YOUR OBJECTIVE =
Determine the number of lines that have the string "möglicherweise" in them, and give only that number.

— begin —

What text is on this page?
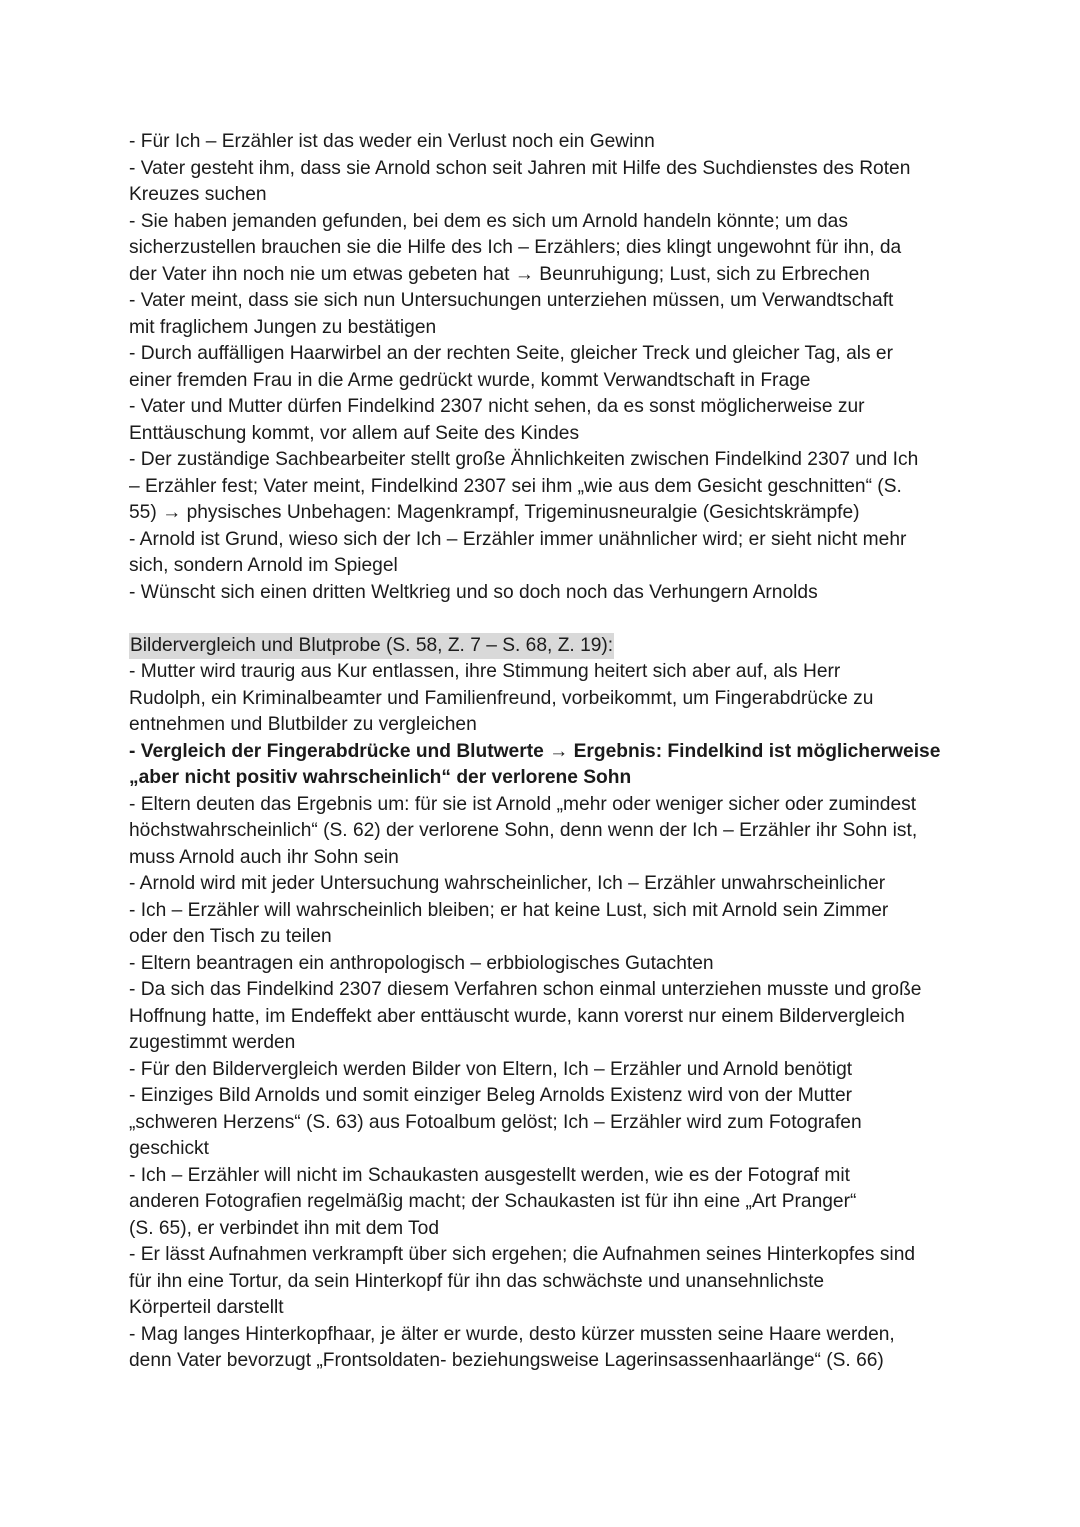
- Für Ich – Erzähler ist das weder ein Verlust noch ein Gewinn
- Vater gesteht ihm, dass sie Arnold schon seit Jahren mit Hilfe des Suchdienstes des Roten
Kreuzes suchen
- Sie haben jemanden gefunden, bei dem es sich um Arnold handeln könnte; um das
sicherzustellen brauchen sie die Hilfe des Ich – Erzählers; dies klingt ungewohnt für ihn, da
der Vater ihn noch nie um etwas gebeten hat → Beunruhigung; Lust, sich zu Erbrechen
- Vater meint, dass sie sich nun Untersuchungen unterziehen müssen, um Verwandtschaft
mit fraglichem Jungen zu bestätigen
- Durch auffälligen Haarwirbel an der rechten Seite, gleicher Treck und gleicher Tag, als er
einer fremden Frau in die Arme gedrückt wurde, kommt Verwandtschaft in Frage
- Vater und Mutter dürfen Findelkind 2307 nicht sehen, da es sonst möglicherweise zur
Enttäuschung kommt, vor allem auf Seite des Kindes
- Der zuständige Sachbearbeiter stellt große Ähnlichkeiten zwischen Findelkind 2307 und Ich
– Erzähler fest; Vater meint, Findelkind 2307 sei ihm „wie aus dem Gesicht geschnitten“ (S.
55) → physisches Unbehagen: Magenkrampf, Trigeminusneuralgie (Gesichtskrämpfe)
- Arnold ist Grund, wieso sich der Ich – Erzähler immer unähnlicher wird; er sieht nicht mehr
sich, sondern Arnold im Spiegel
- Wünscht sich einen dritten Weltkrieg und so doch noch das Verhungern Arnolds
Bildervergleich und Blutprobe (S. 58, Z. 7 – S. 68, Z. 19):
- Mutter wird traurig aus Kur entlassen, ihre Stimmung heitert sich aber auf, als Herr
Rudolph, ein Kriminalbeamter und Familienfreund, vorbeikommt, um Fingerabdrücke zu
entnehmen und Blutbilder zu vergleichen
- Vergleich der Fingerabdrücke und Blutwerte → Ergebnis: Findelkind ist möglicherweise
„aber nicht positiv wahrscheinlich“ der verlorene Sohn
- Eltern deuten das Ergebnis um: für sie ist Arnold „mehr oder weniger sicher oder zumindest
höchstwahrscheinlich“ (S. 62) der verlorene Sohn, denn wenn der Ich – Erzähler ihr Sohn ist,
muss Arnold auch ihr Sohn sein
- Arnold wird mit jeder Untersuchung wahrscheinlicher, Ich – Erzähler unwahrscheinlicher
- Ich – Erzähler will wahrscheinlich bleiben; er hat keine Lust, sich mit Arnold sein Zimmer
oder den Tisch zu teilen
- Eltern beantragen ein anthropologisch – erbbiologisches Gutachten
- Da sich das Findelkind 2307 diesem Verfahren schon einmal unterziehen musste und große
Hoffnung hatte, im Endeffekt aber enttäuscht wurde, kann vorerst nur einem Bildervergleich
zugestimmt werden
- Für den Bildervergleich werden Bilder von Eltern, Ich – Erzähler und Arnold benötigt
- Einziges Bild Arnolds und somit einziger Beleg Arnolds Existenz wird von der Mutter
„schweren Herzens“ (S. 63) aus Fotoalbum gelöst; Ich – Erzähler wird zum Fotografen
geschickt
- Ich – Erzähler will nicht im Schaukasten ausgestellt werden, wie es der Fotograf mit
anderen Fotografien regelmäßig macht; der Schaukasten ist für ihn eine „Art Pranger“
(S. 65), er verbindet ihn mit dem Tod
- Er lässt Aufnahmen verkrampft über sich ergehen; die Aufnahmen seines Hinterkopfes sind
für ihn eine Tortur, da sein Hinterkopf für ihn das schwächste und unansehnlichste
Körperteil darstellt
- Mag langes Hinterkopfhaar, je älter er wurde, desto kürzer mussten seine Haare werden,
denn Vater bevorzugt „Frontsoldaten- beziehungsweise Lagerinsassenhaarlänge“ (S. 66)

— end —

TASK ANSWER =
2